» **TUGAS LATIHAN 1**
Sebutkan empat hal yang membentuk hakikat sebuah puisi menurut kutipan tentang hakikat puisi di bawah ini.

» **CUPLIKAN DOKUMEN**

Jika di atas kita telah membicarakan tentang pengertian puisi,  maka sekarang kita akan membicarakan tentang hakikat puisi. Dalam KBBI digital Vol 1.2, kata “Hakikat” bermakna intisari atau dasar dan kenyataan yang sebenarnya (kesungguhan). Dalam konteks pembahasan puisi, tentu makna pertama (intisari atau dasar) yang sesuai untuk kita sandingkan dengan kata puisi. Sekarang pertanyaannya adalah apakah hakikat puisi itu?  William Wordsworth, Penyair Romantik Inggris, menghayati puisi sebagai suatu luapan spontan dari perasaan-perasaan yang kuat-a spontaneous overflow of powerful feelings. Maksudnya, puisi hadir dalam diri seseorang sebagai akibat adanya suatu perasaan kuat spontan tertentu sebagai hasil dari merasakan peristiwa tertentu sehingga secara spontan ide/gagasan (notion) muncul yang kemudian divisualisasikan ke dalam bentuk teks dengan bahasa yang dipadatkan. Lalu apakah intisari atau dasar yang membentuk puisi itu sendiri? Jawaban atas pertanyaan ini akan menjadi jawaban atas pertanyaan sebelumnya yaitu apa itu hakikat puisi? Hakikat puisi adalah curahan hati seorang penyair. Atau bisa juga disebut isi puisi itu sendiri. Hakikat puisi adalah apa-apa saja yang seorang penyair letakkan dalam satu keutuhan sebuah puisi. Hakikat sebuah puisi terdiri dari empat hal di antaranya: tema, rasa, nada, dan amanat. Tema adalah gagasan atau ide utama seorang penyair yang ingin disampaikan dalam puisinya. Rasa adalah suasana yang dibawakan penyair dalam puisinya yang dapat dirasakan oleh pembaca. Nada adalah sikap penyair terhadap pembaca. Dan amanat atau pesan adalah kesan yang ditangkap pembaca setelah membaca tuntas sebuah puisi. Berdasarkan keempat hal pembangun hakikat puisi di atas, dapat disimpulkan bahwa hakikat puisi adalah unsur-unsur inti yang bersifat batiniah pada puisi itu sendiri. Satu kesatuan keempat hal itulah yang disebut hakikat puisi.


PERKEMBANGAN PUISI DI INDONESIA

Dalam buku berjudul Apresiasi Puisi, Herman J. Waluyo menyebutkan bahwa ada tujuh periode perpuisian di Indonesia. Di antaranya: Puisi Lama, Puisi Angkatan Pujangga Baru, Puisi Angkatan 45, Puisi Periode Tahun 1950-an, Puisi Periode 1960-1980, Puisi Periode 1980-2000, Puisi Periode Tahun 2000 dan Sesudahya.

» **DATA TERSEDIA**
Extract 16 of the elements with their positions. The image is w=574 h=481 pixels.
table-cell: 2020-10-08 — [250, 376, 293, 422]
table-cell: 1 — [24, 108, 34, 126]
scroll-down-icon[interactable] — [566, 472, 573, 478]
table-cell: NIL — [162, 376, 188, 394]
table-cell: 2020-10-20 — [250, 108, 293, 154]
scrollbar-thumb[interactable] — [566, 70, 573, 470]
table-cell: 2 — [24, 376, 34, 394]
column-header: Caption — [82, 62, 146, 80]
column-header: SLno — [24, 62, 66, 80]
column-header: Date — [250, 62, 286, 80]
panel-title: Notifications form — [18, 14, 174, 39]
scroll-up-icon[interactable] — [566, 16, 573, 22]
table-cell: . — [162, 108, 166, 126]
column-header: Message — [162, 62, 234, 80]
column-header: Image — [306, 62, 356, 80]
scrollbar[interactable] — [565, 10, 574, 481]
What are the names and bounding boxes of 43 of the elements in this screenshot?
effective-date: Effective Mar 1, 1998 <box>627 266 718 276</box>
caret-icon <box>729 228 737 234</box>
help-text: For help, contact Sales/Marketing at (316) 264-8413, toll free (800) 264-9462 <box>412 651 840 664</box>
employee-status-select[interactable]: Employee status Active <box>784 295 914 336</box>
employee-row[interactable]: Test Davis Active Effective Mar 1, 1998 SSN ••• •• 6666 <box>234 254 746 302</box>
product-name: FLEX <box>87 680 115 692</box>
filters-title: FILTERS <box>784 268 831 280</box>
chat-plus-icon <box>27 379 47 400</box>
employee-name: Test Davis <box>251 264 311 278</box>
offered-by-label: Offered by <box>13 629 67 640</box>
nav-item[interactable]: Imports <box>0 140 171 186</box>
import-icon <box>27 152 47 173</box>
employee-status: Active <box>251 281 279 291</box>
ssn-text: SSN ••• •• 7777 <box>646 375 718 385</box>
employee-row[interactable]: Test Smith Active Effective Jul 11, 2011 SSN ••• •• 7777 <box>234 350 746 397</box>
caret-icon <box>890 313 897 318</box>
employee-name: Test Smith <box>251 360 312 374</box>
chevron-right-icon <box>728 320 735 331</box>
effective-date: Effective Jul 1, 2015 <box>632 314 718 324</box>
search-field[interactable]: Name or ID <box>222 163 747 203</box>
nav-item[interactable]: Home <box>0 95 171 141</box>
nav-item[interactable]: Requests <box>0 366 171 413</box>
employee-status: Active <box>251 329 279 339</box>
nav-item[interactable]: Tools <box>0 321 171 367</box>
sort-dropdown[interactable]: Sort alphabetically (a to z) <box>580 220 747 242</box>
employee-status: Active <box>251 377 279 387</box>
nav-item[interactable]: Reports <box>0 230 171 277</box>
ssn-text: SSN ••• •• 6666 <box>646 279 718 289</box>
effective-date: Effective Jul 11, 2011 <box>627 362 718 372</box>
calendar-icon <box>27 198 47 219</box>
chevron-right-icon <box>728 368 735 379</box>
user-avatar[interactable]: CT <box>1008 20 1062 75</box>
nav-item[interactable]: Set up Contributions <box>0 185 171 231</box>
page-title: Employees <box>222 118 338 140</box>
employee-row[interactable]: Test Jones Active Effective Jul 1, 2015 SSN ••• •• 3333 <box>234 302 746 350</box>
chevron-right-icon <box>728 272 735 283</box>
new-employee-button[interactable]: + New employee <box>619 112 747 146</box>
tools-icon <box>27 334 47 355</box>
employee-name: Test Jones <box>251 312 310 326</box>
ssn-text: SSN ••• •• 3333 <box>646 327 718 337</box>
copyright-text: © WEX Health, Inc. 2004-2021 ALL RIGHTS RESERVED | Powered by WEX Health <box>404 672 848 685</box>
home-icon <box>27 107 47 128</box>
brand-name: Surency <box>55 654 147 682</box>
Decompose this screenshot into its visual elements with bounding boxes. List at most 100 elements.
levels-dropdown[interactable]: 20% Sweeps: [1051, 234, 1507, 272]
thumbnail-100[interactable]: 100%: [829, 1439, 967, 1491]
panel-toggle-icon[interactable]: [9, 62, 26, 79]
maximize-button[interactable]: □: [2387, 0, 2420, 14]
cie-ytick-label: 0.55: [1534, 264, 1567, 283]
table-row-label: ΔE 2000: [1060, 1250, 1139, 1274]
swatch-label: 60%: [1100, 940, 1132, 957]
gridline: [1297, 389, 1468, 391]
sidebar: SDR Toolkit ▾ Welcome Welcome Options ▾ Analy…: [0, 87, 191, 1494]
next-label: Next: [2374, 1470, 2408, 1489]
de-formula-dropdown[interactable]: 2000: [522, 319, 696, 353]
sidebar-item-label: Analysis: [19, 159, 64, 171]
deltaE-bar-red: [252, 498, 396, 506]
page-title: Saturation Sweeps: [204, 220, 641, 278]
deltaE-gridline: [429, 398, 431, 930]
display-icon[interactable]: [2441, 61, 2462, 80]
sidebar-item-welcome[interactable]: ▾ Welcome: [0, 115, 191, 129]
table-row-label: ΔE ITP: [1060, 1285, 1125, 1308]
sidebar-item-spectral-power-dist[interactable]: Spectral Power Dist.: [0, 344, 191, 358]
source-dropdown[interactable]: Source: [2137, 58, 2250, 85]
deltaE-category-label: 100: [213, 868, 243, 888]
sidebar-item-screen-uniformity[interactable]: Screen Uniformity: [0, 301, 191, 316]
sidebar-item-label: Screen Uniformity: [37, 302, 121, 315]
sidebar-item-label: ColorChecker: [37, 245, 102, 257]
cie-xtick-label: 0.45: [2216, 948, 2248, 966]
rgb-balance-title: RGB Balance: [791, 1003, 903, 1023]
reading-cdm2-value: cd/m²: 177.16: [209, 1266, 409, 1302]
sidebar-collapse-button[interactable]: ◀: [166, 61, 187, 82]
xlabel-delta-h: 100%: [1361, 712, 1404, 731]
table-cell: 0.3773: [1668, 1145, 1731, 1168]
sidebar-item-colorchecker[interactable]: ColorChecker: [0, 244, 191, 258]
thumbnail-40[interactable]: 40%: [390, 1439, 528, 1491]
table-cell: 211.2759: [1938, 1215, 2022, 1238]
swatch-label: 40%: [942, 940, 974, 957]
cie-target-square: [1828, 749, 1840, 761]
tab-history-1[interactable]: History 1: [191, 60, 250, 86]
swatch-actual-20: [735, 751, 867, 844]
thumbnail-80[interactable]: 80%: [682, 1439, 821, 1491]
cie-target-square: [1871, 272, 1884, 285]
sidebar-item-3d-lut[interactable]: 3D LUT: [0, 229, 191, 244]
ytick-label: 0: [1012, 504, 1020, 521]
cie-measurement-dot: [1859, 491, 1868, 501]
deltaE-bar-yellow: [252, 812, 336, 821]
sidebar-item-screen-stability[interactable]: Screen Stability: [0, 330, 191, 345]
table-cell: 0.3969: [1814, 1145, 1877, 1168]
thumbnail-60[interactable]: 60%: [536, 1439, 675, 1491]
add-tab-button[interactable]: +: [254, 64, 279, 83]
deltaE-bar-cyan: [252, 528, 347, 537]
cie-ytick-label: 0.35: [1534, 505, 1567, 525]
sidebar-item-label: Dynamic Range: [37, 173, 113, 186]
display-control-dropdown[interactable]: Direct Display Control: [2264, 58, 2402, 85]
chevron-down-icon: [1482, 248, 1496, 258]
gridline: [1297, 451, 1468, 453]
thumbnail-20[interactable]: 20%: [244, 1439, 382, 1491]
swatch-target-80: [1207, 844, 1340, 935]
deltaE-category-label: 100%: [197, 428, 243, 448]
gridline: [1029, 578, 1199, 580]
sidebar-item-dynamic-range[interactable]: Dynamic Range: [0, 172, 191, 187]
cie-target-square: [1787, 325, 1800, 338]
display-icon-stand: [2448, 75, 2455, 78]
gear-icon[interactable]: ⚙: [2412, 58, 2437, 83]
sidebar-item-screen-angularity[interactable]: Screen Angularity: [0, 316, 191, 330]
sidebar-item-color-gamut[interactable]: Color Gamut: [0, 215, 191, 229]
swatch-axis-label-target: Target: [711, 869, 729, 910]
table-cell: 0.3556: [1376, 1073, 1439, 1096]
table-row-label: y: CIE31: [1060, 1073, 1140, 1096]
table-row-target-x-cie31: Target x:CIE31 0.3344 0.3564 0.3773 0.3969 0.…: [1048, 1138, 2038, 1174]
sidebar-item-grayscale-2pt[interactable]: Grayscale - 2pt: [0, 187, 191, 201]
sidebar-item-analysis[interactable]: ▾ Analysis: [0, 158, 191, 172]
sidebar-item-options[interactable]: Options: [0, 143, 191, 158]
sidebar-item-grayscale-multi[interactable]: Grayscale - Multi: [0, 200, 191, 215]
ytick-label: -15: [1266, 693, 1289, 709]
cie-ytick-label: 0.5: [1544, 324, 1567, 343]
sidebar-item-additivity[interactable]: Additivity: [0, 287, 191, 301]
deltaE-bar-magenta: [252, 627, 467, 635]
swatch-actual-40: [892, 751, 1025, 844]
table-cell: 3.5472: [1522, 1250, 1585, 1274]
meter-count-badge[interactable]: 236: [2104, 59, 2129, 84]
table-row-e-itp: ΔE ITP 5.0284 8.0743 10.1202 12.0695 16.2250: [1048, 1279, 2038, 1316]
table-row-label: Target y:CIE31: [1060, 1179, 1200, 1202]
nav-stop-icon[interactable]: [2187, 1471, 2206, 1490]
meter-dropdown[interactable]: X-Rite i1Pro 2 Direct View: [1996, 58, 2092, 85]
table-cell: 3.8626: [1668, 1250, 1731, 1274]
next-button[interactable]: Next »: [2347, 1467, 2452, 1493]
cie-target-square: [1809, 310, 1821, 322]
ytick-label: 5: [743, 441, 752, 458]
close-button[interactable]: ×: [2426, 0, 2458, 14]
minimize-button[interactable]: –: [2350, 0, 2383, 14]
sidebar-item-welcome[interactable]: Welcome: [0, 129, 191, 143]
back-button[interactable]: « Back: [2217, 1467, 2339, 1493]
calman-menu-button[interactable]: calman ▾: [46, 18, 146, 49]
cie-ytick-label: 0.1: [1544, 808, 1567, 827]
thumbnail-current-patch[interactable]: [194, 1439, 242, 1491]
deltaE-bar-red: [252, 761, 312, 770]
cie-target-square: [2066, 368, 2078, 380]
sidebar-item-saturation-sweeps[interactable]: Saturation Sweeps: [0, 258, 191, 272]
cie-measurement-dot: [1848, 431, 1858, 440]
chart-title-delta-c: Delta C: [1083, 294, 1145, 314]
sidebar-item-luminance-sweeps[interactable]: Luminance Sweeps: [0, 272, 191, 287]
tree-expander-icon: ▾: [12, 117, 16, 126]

» **TUGAS LATIHAN 2**
Ubah baris-baris daftar di atas menjadi urutan bernomor tanpa baris kosong. Mulailah dari baris pertama daftar dan berakhir pada baris yang memuat "employee-row[interactable]: Test Smith", kedua baris batas itu ikut disertakan.

» **HASIL LATIHAN 1**
Tema, rasa, nada, dan amanat.

» **HASIL LATIHAN 2**
1. Extract 16 of the elements with their positions. The image is w=574 h=481 pixels.
2. table-cell: 2020-10-08 — [250, 376, 293, 422]
3. table-cell: 1 — [24, 108, 34, 126]
4. scroll-down-icon[interactable] — [566, 472, 573, 478]
5. table-cell: NIL — [162, 376, 188, 394]
6. table-cell: 2020-10-20 — [250, 108, 293, 154]
7. scrollbar-thumb[interactable] — [566, 70, 573, 470]
8. table-cell: 2 — [24, 376, 34, 394]
9. column-header: Caption — [82, 62, 146, 80]
10. column-header: SLno — [24, 62, 66, 80]
11. column-header: Date — [250, 62, 286, 80]
12. panel-title: Notifications form — [18, 14, 174, 39]
13. scroll-up-icon[interactable] — [566, 16, 573, 22]
14. table-cell: . — [162, 108, 166, 126]
15. column-header: Message — [162, 62, 234, 80]
16. column-header: Image — [306, 62, 356, 80]
17. scrollbar[interactable] — [565, 10, 574, 481]
18. What are the names and bounding boxes of 43 of the elements in this screenshot?
19. effective-date: Effective Mar 1, 1998 <box>627 266 718 276</box>
20. caret-icon <box>729 228 737 234</box>
21. help-text: For help, contact Sales/Marketing at (316) 264-8413, toll free (800) 264-9462 <box>412 651 840 664</box>
22. employee-status-select[interactable]: Employee status Active <box>784 295 914 336</box>
23. employee-row[interactable]: Test Davis Active Effective Mar 1, 1998 SSN ••• •• 6666 <box>234 254 746 302</box>
24. product-name: FLEX <box>87 680 115 692</box>
25. filters-title: FILTERS <box>784 268 831 280</box>
26. chat-plus-icon <box>27 379 47 400</box>
27. employee-name: Test Davis <box>251 264 311 278</box>
28. offered-by-label: Offered by <box>13 629 67 640</box>
29. nav-item[interactable]: Imports <box>0 140 171 186</box>
30. import-icon <box>27 152 47 173</box>
31. employee-status: Active <box>251 281 279 291</box>
32. ssn-text: SSN ••• •• 7777 <box>646 375 718 385</box>
33. employee-row[interactable]: Test Smith Active Effective Jul 11, 2011 SSN ••• •• 7777 <box>234 350 746 397</box>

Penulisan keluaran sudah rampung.